[Extracted data entries]
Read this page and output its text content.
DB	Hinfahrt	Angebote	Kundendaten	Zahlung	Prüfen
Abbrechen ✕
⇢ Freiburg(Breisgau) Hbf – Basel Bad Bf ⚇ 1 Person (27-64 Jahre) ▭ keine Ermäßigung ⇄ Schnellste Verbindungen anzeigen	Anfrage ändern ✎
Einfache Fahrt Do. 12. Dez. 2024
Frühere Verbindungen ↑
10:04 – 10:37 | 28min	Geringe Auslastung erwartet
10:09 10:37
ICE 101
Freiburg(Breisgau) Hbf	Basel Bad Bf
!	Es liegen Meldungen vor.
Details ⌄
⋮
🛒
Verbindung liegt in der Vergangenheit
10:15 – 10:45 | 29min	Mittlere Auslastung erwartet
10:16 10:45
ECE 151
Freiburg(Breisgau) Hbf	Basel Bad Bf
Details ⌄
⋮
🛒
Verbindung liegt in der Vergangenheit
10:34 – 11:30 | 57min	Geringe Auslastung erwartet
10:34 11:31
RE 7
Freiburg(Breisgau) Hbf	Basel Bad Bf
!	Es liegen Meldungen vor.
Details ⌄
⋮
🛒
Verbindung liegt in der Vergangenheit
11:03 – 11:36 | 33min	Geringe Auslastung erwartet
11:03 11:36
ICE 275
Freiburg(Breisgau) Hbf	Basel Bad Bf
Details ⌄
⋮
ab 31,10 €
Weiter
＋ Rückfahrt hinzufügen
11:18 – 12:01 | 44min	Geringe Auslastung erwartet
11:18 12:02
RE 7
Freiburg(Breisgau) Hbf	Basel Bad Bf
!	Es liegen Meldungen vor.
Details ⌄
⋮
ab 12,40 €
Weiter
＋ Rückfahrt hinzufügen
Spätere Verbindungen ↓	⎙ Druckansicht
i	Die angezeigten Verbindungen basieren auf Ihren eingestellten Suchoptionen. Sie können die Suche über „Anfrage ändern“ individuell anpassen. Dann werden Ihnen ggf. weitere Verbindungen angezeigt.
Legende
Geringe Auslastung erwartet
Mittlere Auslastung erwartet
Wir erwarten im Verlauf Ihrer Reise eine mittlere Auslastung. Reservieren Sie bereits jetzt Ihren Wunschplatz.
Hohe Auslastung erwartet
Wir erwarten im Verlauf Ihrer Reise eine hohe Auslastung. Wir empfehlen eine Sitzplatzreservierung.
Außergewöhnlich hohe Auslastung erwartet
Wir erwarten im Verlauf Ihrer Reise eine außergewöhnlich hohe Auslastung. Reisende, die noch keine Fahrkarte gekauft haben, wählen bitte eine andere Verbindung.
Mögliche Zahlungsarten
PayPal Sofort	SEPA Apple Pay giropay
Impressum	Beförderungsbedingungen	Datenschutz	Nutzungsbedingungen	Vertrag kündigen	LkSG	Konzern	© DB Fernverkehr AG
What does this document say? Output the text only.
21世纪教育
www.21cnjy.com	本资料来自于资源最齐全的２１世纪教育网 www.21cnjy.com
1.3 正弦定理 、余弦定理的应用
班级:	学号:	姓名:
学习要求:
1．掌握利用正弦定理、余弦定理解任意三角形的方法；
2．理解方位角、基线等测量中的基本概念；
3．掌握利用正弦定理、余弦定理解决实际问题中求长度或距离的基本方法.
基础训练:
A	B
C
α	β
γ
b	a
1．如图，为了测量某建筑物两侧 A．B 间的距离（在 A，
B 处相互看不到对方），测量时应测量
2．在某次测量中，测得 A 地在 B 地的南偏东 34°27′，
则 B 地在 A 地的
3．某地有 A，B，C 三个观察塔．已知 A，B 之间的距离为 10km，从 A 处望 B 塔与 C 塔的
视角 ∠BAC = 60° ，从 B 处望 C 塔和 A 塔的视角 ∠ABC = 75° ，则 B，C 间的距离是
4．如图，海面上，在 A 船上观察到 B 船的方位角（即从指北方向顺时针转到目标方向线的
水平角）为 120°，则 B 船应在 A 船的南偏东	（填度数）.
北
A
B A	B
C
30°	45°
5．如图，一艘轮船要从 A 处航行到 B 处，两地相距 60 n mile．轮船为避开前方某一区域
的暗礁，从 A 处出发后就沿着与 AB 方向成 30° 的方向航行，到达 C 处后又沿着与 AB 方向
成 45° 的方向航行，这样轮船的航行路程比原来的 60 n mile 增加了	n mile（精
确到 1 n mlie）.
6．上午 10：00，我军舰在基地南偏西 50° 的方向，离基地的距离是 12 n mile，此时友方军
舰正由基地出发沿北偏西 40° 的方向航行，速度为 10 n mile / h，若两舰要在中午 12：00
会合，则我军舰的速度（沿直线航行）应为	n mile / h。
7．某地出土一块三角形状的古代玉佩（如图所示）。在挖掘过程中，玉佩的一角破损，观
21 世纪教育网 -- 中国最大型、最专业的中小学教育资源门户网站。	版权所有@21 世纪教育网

*Exercise brief*
Return each line of the records above exactly as it reads.

*Response below*
Read this page and output its text content.
DB	Hinfahrt	Angebote	Kundendaten	Zahlung	Prüfen
Abbrechen ✕
⇢ Freiburg(Breisgau) Hbf – Basel Bad Bf ⚇ 1 Person (27-64 Jahre) ▭ keine Ermäßigung ⇄ Schnellste Verbindungen anzeigen	Anfrage ändern ✎
Einfache Fahrt Do. 12. Dez. 2024
Frühere Verbindungen ↑
10:04 – 10:37 | 28min	Geringe Auslastung erwartet
10:09 10:37
ICE 101
Freiburg(Breisgau) Hbf	Basel Bad Bf
!	Es liegen Meldungen vor.
Details ⌄
⋮
🛒
Verbindung liegt in der Vergangenheit
10:15 – 10:45 | 29min	Mittlere Auslastung erwartet
10:16 10:45
ECE 151
Freiburg(Breisgau) Hbf	Basel Bad Bf
Details ⌄
⋮
🛒
Verbindung liegt in der Vergangenheit
10:34 – 11:30 | 57min	Geringe Auslastung erwartet
10:34 11:31
RE 7
Freiburg(Breisgau) Hbf	Basel Bad Bf
!	Es liegen Meldungen vor.
Details ⌄
⋮
🛒
Verbindung liegt in der Vergangenheit
11:03 – 11:36 | 33min	Geringe Auslastung erwartet
11:03 11:36
ICE 275
Freiburg(Breisgau) Hbf	Basel Bad Bf
Details ⌄
⋮
ab 31,10 €
Weiter
＋ Rückfahrt hinzufügen
11:18 – 12:01 | 44min	Geringe Auslastung erwartet
11:18 12:02
RE 7
Freiburg(Breisgau) Hbf	Basel Bad Bf
!	Es liegen Meldungen vor.
Details ⌄
⋮
ab 12,40 €
Weiter
＋ Rückfahrt hinzufügen
Spätere Verbindungen ↓	⎙ Druckansicht
i	Die angezeigten Verbindungen basieren auf Ihren eingestellten Suchoptionen. Sie können die Suche über „Anfrage ändern“ individuell anpassen. Dann werden Ihnen ggf. weitere Verbindungen angezeigt.
Legende
Geringe Auslastung erwartet
Mittlere Auslastung erwartet
Wir erwarten im Verlauf Ihrer Reise eine mittlere Auslastung. Reservieren Sie bereits jetzt Ihren Wunschplatz.
Hohe Auslastung erwartet
Wir erwarten im Verlauf Ihrer Reise eine hohe Auslastung. Wir empfehlen eine Sitzplatzreservierung.
Außergewöhnlich hohe Auslastung erwartet
Wir erwarten im Verlauf Ihrer Reise eine außergewöhnlich hohe Auslastung. Reisende, die noch keine Fahrkarte gekauft haben, wählen bitte eine andere Verbindung.
Mögliche Zahlungsarten
PayPal Sofort	SEPA Apple Pay giropay
Impressum	Beförderungsbedingungen	Datenschutz	Nutzungsbedingungen	Vertrag kündigen	LkSG	Konzern	© DB Fernverkehr AG
What does this document say? Output the text only.
21世纪教育
www.21cnjy.com	本资料来自于资源最齐全的２１世纪教育网 www.21cnjy.com
1.3 正弦定理 、余弦定理的应用
班级:	学号:	姓名:
学习要求:
1．掌握利用正弦定理、余弦定理解任意三角形的方法；
2．理解方位角、基线等测量中的基本概念；
3．掌握利用正弦定理、余弦定理解决实际问题中求长度或距离的基本方法.
基础训练:
A	B
C
α	β
γ
b	a
1．如图，为了测量某建筑物两侧 A．B 间的距离（在 A，
B 处相互看不到对方），测量时应测量
2．在某次测量中，测得 A 地在 B 地的南偏东 34°27′，
则 B 地在 A 地的
3．某地有 A，B，C 三个观察塔．已知 A，B 之间的距离为 10km，从 A 处望 B 塔与 C 塔的
视角 ∠BAC = 60° ，从 B 处望 C 塔和 A 塔的视角 ∠ABC = 75° ，则 B，C 间的距离是
4．如图，海面上，在 A 船上观察到 B 船的方位角（即从指北方向顺时针转到目标方向线的
水平角）为 120°，则 B 船应在 A 船的南偏东	（填度数）.
北
A
B A	B
C
30°	45°
5．如图，一艘轮船要从 A 处航行到 B 处，两地相距 60 n mile．轮船为避开前方某一区域
的暗礁，从 A 处出发后就沿着与 AB 方向成 30° 的方向航行，到达 C 处后又沿着与 AB 方向
成 45° 的方向航行，这样轮船的航行路程比原来的 60 n mile 增加了	n mile（精
确到 1 n mlie）.
6．上午 10：00，我军舰在基地南偏西 50° 的方向，离基地的距离是 12 n mile，此时友方军
舰正由基地出发沿北偏西 40° 的方向航行，速度为 10 n mile / h，若两舰要在中午 12：00
会合，则我军舰的速度（沿直线航行）应为	n mile / h。
7．某地出土一块三角形状的古代玉佩（如图所示）。在挖掘过程中，玉佩的一角破损，观
21 世纪教育网 -- 中国最大型、最专业的中小学教育资源门户网站。	版权所有@21 世纪教育网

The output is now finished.